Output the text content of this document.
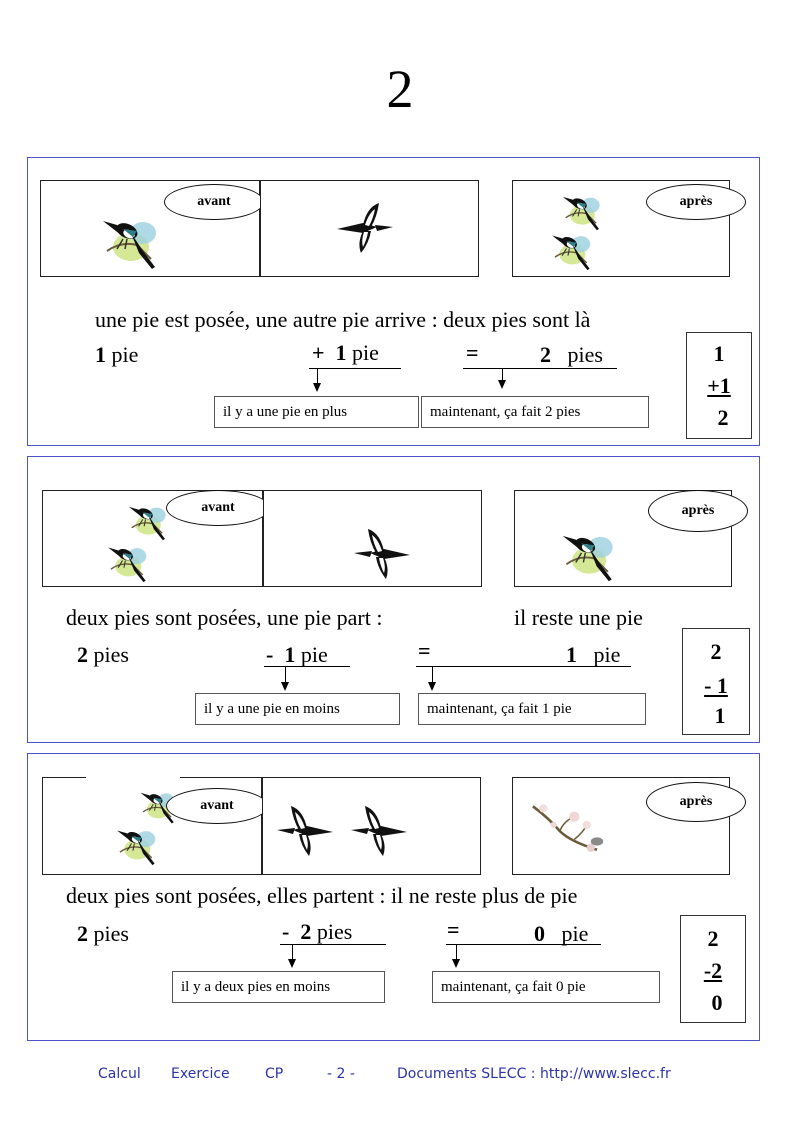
2
avant	après
une pie est posée, une autre pie arrive : deux pies sont là
1 pie	+ 1 pie	=	2 pies
il y a une pie en plus	maintenant, ça fait 2 pies
1
+1
2
avant	après
deux pies sont posées, une pie part :	il reste une pie
2 pies	- 1 pie	=	1 pie
il y a une pie en moins	maintenant, ça fait 1 pie
2
- 1
1
avant	après
deux pies sont posées, elles partent : il ne reste plus de pie
2 pies	- 2 pies	=	0 pie
il y a deux pies en moins	maintenant, ça fait 0 pie
2
-2
0
Calcul Exercice	CP	- 2 -	Documents SLECC : http://www.slecc.fr
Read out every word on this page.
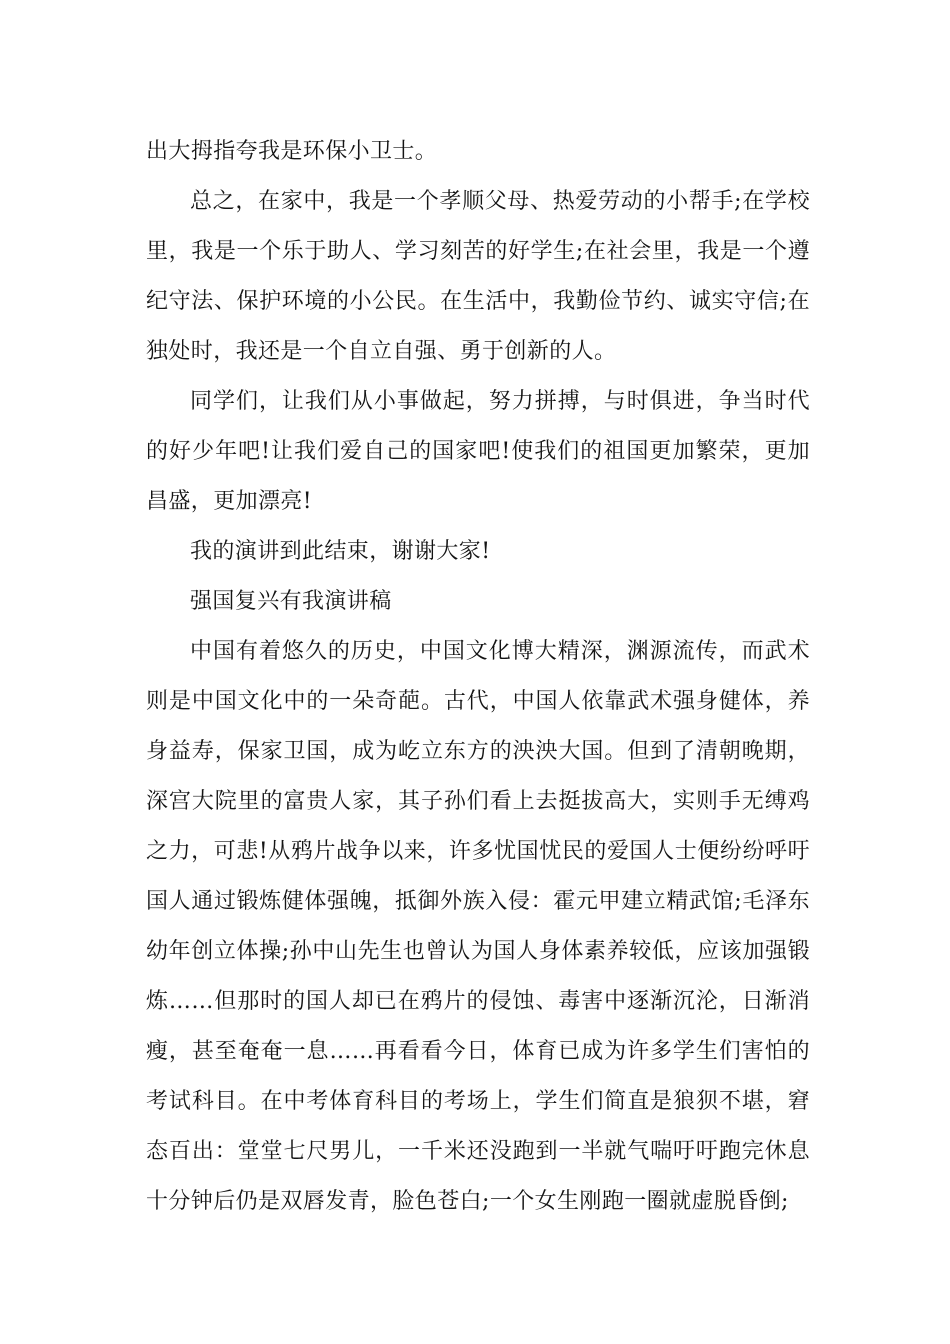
出大拇指夸我是环保小卫士。

总之，在家中，我是一个孝顺父母、热爱劳动的小帮手;在学校里，我是一个乐于助人、学习刻苦的好学生;在社会里，我是一个遵纪守法、保护环境的小公民。在生活中，我勤俭节约、诚实守信;在独处时，我还是一个自立自强、勇于创新的人。

同学们，让我们从小事做起，努力拼搏，与时俱进，争当时代的好少年吧!让我们爱自己的国家吧!使我们的祖国更加繁荣，更加昌盛，更加漂亮!

我的演讲到此结束，谢谢大家!

强国复兴有我演讲稿

中国有着悠久的历史，中国文化博大精深，渊源流传，而武术则是中国文化中的一朵奇葩。古代，中国人依靠武术强身健体，养身益寿，保家卫国，成为屹立东方的泱泱大国。但到了清朝晚期，深宫大院里的富贵人家，其子孙们看上去挺拔高大，实则手无缚鸡之力，可悲!从鸦片战争以来，许多忧国忧民的爱国人士便纷纷呼吁国人通过锻炼健体强魄，抵御外族入侵：霍元甲建立精武馆;毛泽东幼年创立体操;孙中山先生也曾认为国人身体素养较低，应该加强锻炼……但那时的国人却已在鸦片的侵蚀、毒害中逐渐沉沦，日渐消瘦，甚至奄奄一息……再看看今日，体育已成为许多学生们害怕的考试科目。在中考体育科目的考场上，学生们简直是狼狈不堪，窘态百出：堂堂七尺男儿，一千米还没跑到一半就气喘吁吁跑完休息十分钟后仍是双唇发青，脸色苍白;一个女生刚跑一圈就虚脱昏倒;
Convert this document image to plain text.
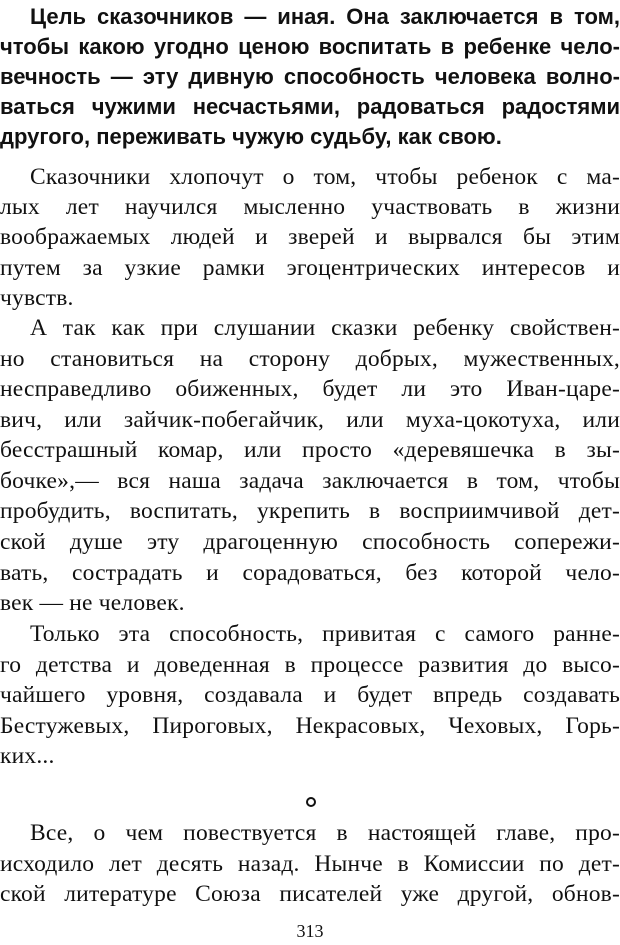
Цель сказочников — иная. Она заключается в том,

чтобы какою угодно ценою воспитать в ребенке чело-

вечность — эту дивную способность человека волно-

ваться чужими несчастьями, радоваться радостями

другого, переживать чужую судьбу, как свою.

Сказочники хлопочут о том, чтобы ребенок с ма-

лых лет научился мысленно участвовать в жизни

воображаемых людей и зверей и вырвался бы этим

путем за узкие рамки эгоцентрических интересов и

чувств.

А так как при слушании сказки ребенку свойствен-

но становиться на сторону добрых, мужественных,

несправедливо обиженных, будет ли это Иван-царе-

вич, или зайчик-побегайчик, или муха-цокотуха, или

бесстрашный комар, или просто «деревяшечка в зы-

бочке»,— вся наша задача заключается в том, чтобы

пробудить, воспитать, укрепить в восприимчивой дет-

ской душе эту драгоценную способность сопережи-

вать, сострадать и сорадоваться, без которой чело-

век — не человек.

Только эта способность, привитая с самого ранне-

го детства и доведенная в процессе развития до высо-

чайшего уровня, создавала и будет впредь создавать

Бестужевых, Пироговых, Некрасовых, Чеховых, Горь-

ких...

Все, о чем повествуется в настоящей главе, про-

исходило лет десять назад. Нынче в Комиссии по дет-

ской литературе Союза писателей уже другой, обнов-

313
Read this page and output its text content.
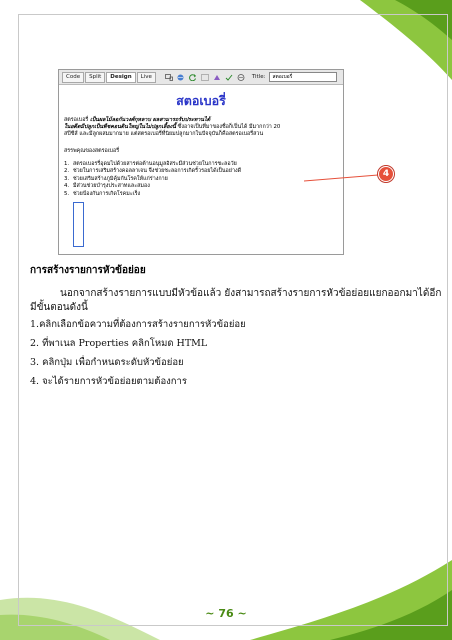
Code	Split	Design	Live	Title:	สตอเบอรี่
สตอเบอรี่

สตรอเบอรี่ เป็นผลไม้ลอกันวงศ์กุหลาบ ผลสามารถรับประทานได้

ในอดีตมีปลูกเป็นพืชคอนดินใหญ่ในไม่ปลูกเลี้ยงนี้ ซึ่งอาจเป็นที่มาของชื่อก็เป็นได้ มีมากกว่า 20

สปีชีส์ และมีลูกผสมมากมาย แต่สตรอเบอรี่ที่นิยมปลูกมากในปัจจุบันก็คือสตรอเบอรี่สวน

สรรพคุณของสตรอเบอรี่
1. สตรอเบอรรี่อุดมไปด้วยสารต่อต้านอนุมูลอิสระมีส่วนช่วยในการชะลอวัย
2. ช่วยในการเสริมสร้างคอลลาเจน จึงช่วยชะลอการเกิดริ้วรอยได้เป็นอย่างดี
3. ช่วยเสริมสร้างภูมิคุ้มกันโรคให้แก่ร่างกาย
4. มีส่วนช่วยบำรุงประสาทและสมอง
5. ช่วยป้องกันการเกิดโรคมะเร็ง
4
การสร้างรายการหัวข้อย่อย
นอกจากสร้างรายการแบบมีหัวข้อแล้ว ยังสามารถสร้างรายการหัวข้อย่อยแยกออกมาได้อีก
มีขั้นตอนดังนี้
1.คลิกเลือกข้อความที่ต้องการสร้างรายการหัวข้อย่อย
2. ที่พาเนล Properties คลิกโหมด HTML
3. คลิกปุ่ม เพื่อกำหนดระดับหัวข้อย่อย
4. จะได้รายการหัวข้อย่อยตามต้องการ
~ 76 ~
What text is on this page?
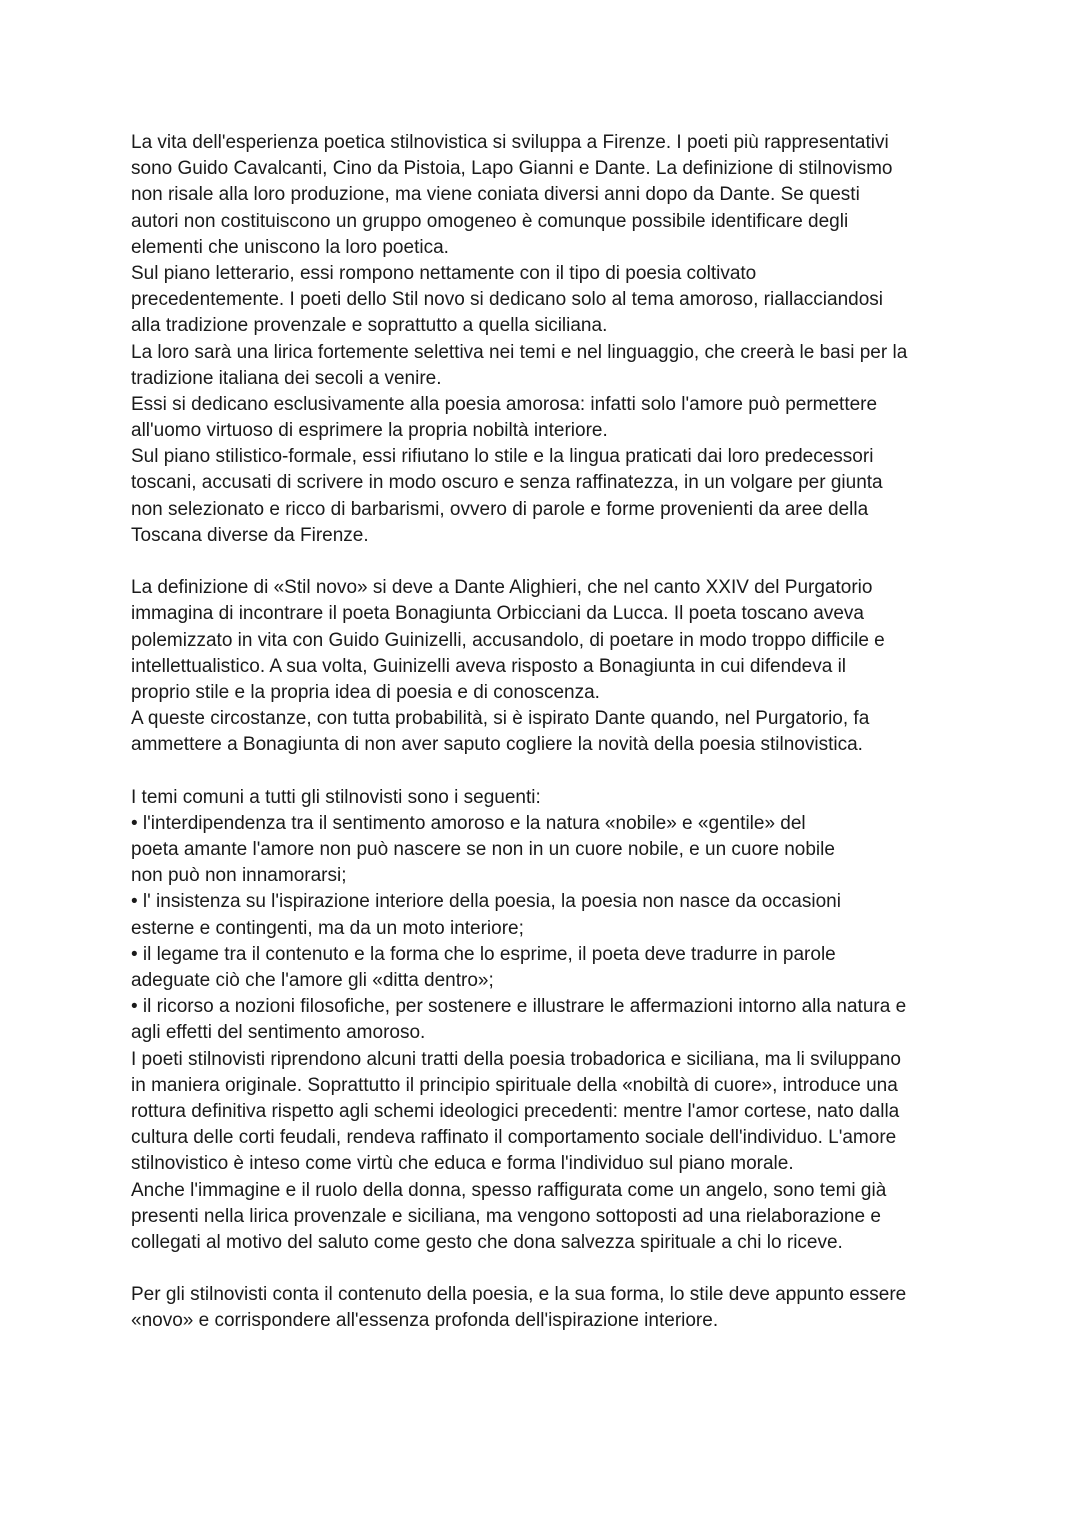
La vita dell'esperienza poetica stilnovistica si sviluppa a Firenze. I poeti più rappresentativi
sono Guido Cavalcanti, Cino da Pistoia, Lapo Gianni e Dante. La definizione di stilnovismo
non risale alla loro produzione, ma viene coniata diversi anni dopo da Dante. Se questi
autori non costituiscono un gruppo omogeneo è comunque possibile identificare degli
elementi che uniscono la loro poetica.
Sul piano letterario, essi rompono nettamente con il tipo di poesia coltivato
precedentemente. I poeti dello Stil novo si dedicano solo al tema amoroso, riallacciandosi
alla tradizione provenzale e soprattutto a quella siciliana.
La loro sarà una lirica fortemente selettiva nei temi e nel linguaggio, che creerà le basi per la
tradizione italiana dei secoli a venire.
Essi si dedicano esclusivamente alla poesia amorosa: infatti solo l'amore può permettere
all'uomo virtuoso di esprimere la propria nobiltà interiore.
Sul piano stilistico-formale, essi rifiutano lo stile e la lingua praticati dai loro predecessori
toscani, accusati di scrivere in modo oscuro e senza raffinatezza, in un volgare per giunta
non selezionato e ricco di barbarismi, ovvero di parole e forme provenienti da aree della
Toscana diverse da Firenze.
La definizione di «Stil novo» si deve a Dante Alighieri, che nel canto XXIV del Purgatorio
immagina di incontrare il poeta Bonagiunta Orbicciani da Lucca. Il poeta toscano aveva
polemizzato in vita con Guido Guinizelli, accusandolo, di poetare in modo troppo difficile e
intellettualistico. A sua volta, Guinizelli aveva risposto a Bonagiunta in cui difendeva il
proprio stile e la propria idea di poesia e di conoscenza.
A queste circostanze, con tutta probabilità, si è ispirato Dante quando, nel Purgatorio, fa
ammettere a Bonagiunta di non aver saputo cogliere la novità della poesia stilnovistica.
I temi comuni a tutti gli stilnovisti sono i seguenti:
• l'interdipendenza tra il sentimento amoroso e la natura «nobile» e «gentile» del
poeta amante l'amore non può nascere se non in un cuore nobile, e un cuore nobile
non può non innamorarsi;
• l' insistenza su l'ispirazione interiore della poesia, la poesia non nasce da occasioni
esterne e contingenti, ma da un moto interiore;
• il legame tra il contenuto e la forma che lo esprime, il poeta deve tradurre in parole
adeguate ciò che l'amore gli «ditta dentro»;
• il ricorso a nozioni filosofiche, per sostenere e illustrare le affermazioni intorno alla natura e
agli effetti del sentimento amoroso.
I poeti stilnovisti riprendono alcuni tratti della poesia trobadorica e siciliana, ma li sviluppano
in maniera originale. Soprattutto il principio spirituale della «nobiltà di cuore», introduce una
rottura definitiva rispetto agli schemi ideologici precedenti: mentre l'amor cortese, nato dalla
cultura delle corti feudali, rendeva raffinato il comportamento sociale dell'individuo. L'amore
stilnovistico è inteso come virtù che educa e forma l'individuo sul piano morale.
Anche l'immagine e il ruolo della donna, spesso raffigurata come un angelo, sono temi già
presenti nella lirica provenzale e siciliana, ma vengono sottoposti ad una rielaborazione e
collegati al motivo del saluto come gesto che dona salvezza spirituale a chi lo riceve.
Per gli stilnovisti conta il contenuto della poesia, e la sua forma, lo stile deve appunto essere
«novo» e corrispondere all'essenza profonda dell'ispirazione interiore.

### What is expected:
Report only the number of lines in the listing that contain the word "lirica".

### Response to the task:
2